Carry none of the pictures over; write out the complete data exactly.

◇ ◇ ◇ ◇ ◇ ◇ ◇

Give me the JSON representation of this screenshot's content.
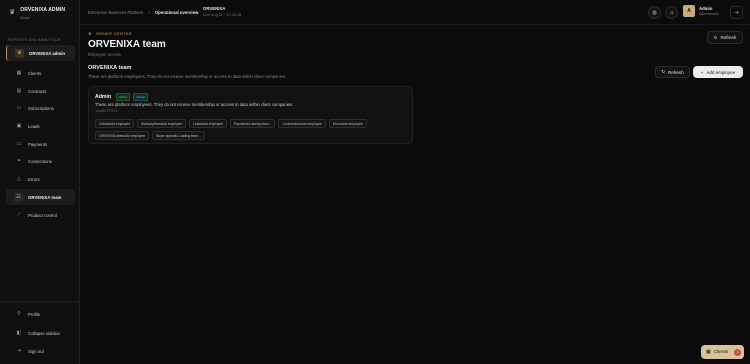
{
  "brand": {
    "title": "ORVENIXA ADMIN",
    "subtitle": "Buyer"
  },
  "sidebar": {
    "section_label": "REPORTS AND ANALYTICS",
    "items": [
      {
        "label": "ORVENIXA admin",
        "icon": "crown-icon"
      },
      {
        "label": "Clients",
        "icon": "building-icon"
      },
      {
        "label": "Contracts",
        "icon": "document-icon"
      },
      {
        "label": "Subscriptions",
        "icon": "card-icon"
      },
      {
        "label": "Leads",
        "icon": "inbox-icon"
      },
      {
        "label": "Payments",
        "icon": "wallet-icon"
      },
      {
        "label": "Connections",
        "icon": "link-icon"
      },
      {
        "label": "Errors",
        "icon": "alert-icon"
      },
      {
        "label": "ORVENIXA team",
        "icon": "users-icon"
      },
      {
        "label": "Product control",
        "icon": "sliders-icon"
      }
    ],
    "bottom": [
      {
        "label": "Profile",
        "icon": "user-icon"
      },
      {
        "label": "Collapse sidebar",
        "icon": "collapse-icon"
      },
      {
        "label": "Sign out",
        "icon": "logout-icon"
      }
    ]
  },
  "topbar": {
    "breadcrumb_root": "Enterprise Business Platform",
    "breadcrumb_sep": "›",
    "breadcrumb_current": "Operational overview",
    "tenant_name": "ORVENIXA",
    "tenant_date": "Mon Aug 11 · 22:48:18",
    "user_initial": "A",
    "user_name": "Admin",
    "user_role": "Administrator"
  },
  "page": {
    "overline": "OWNER CENTER",
    "title": "ORVENIXA team",
    "subtitle": "Employee access",
    "refresh_label": "Refresh"
  },
  "team": {
    "title": "ORVENIXA team",
    "description": "These are platform employees. They do not receive membership or access to data within client companies.",
    "refresh_label": "Refresh",
    "add_label": "Add employee",
    "card": {
      "name": "Admin",
      "badge_active": "Active",
      "badge_owner": "Owner",
      "description": "These are platform employees. They do not receive membership or access to data within client companies.",
      "code": "Y8dE07T0C1",
      "chips": [
        "ClientsAdd employee",
        "SubscriptionsAdd employee",
        "LeadsAdd employee",
        "PaymentsLoading team...",
        "ConnectionsAdd employee",
        "ErrorsAdd employee",
        "ORVENIXA teamAdd employee",
        "Buyer appeals Loading team..."
      ]
    }
  },
  "floating": {
    "label": "Clients",
    "count": "1"
  },
  "colors": {
    "accent": "#d4b886",
    "background": "#0b0b0b",
    "active_badge": "#5fd18c",
    "owner_badge": "#5ec8d6",
    "notification": "#c94a3f"
  }
}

◇ ◇ ◇ ◇ ◇ ◇ ◇

▶ _EXERCISE OUTPUT_
Give me the JSON representation of this screenshot's content.
{
  "brand": {
    "title": "ORVENIXA ADMIN",
    "subtitle": "Buyer"
  },
  "sidebar": {
    "section_label": "REPORTS AND ANALYTICS",
    "items": [
      {
        "label": "ORVENIXA admin",
        "icon": "crown-icon"
      },
      {
        "label": "Clients",
        "icon": "building-icon"
      },
      {
        "label": "Contracts",
        "icon": "document-icon"
      },
      {
        "label": "Subscriptions",
        "icon": "card-icon"
      },
      {
        "label": "Leads",
        "icon": "inbox-icon"
      },
      {
        "label": "Payments",
        "icon": "wallet-icon"
      },
      {
        "label": "Connections",
        "icon": "link-icon"
      },
      {
        "label": "Errors",
        "icon": "alert-icon"
      },
      {
        "label": "ORVENIXA team",
        "icon": "users-icon"
      },
      {
        "label": "Product control",
        "icon": "sliders-icon"
      }
    ],
    "bottom": [
      {
        "label": "Profile",
        "icon": "user-icon"
      },
      {
        "label": "Collapse sidebar",
        "icon": "collapse-icon"
      },
      {
        "label": "Sign out",
        "icon": "logout-icon"
      }
    ]
  },
  "topbar": {
    "breadcrumb_root": "Enterprise Business Platform",
    "breadcrumb_sep": "›",
    "breadcrumb_current": "Operational overview",
    "tenant_name": "ORVENIXA",
    "tenant_date": "Mon Aug 11 · 22:48:18",
    "user_initial": "A",
    "user_name": "Admin",
    "user_role": "Administrator"
  },
  "page": {
    "overline": "OWNER CENTER",
    "title": "ORVENIXA team",
    "subtitle": "Employee access",
    "refresh_label": "Refresh"
  },
  "team": {
    "title": "ORVENIXA team",
    "description": "These are platform employees. They do not receive membership or access to data within client companies.",
    "refresh_label": "Refresh",
    "add_label": "Add employee",
    "card": {
      "name": "Admin",
      "badge_active": "Active",
      "badge_owner": "Owner",
      "description": "These are platform employees. They do not receive membership or access to data within client companies.",
      "code": "Y8dE07T0C1",
      "chips": [
        "ClientsAdd employee",
        "SubscriptionsAdd employee",
        "LeadsAdd employee",
        "PaymentsLoading team...",
        "ConnectionsAdd employee",
        "ErrorsAdd employee",
        "ORVENIXA teamAdd employee",
        "Buyer appeals Loading team..."
      ]
    }
  },
  "floating": {
    "label": "Clients",
    "count": "1"
  },
  "colors": {
    "accent": "#d4b886",
    "background": "#0b0b0b",
    "active_badge": "#5fd18c",
    "owner_badge": "#5ec8d6",
    "notification": "#c94a3f"
  }
}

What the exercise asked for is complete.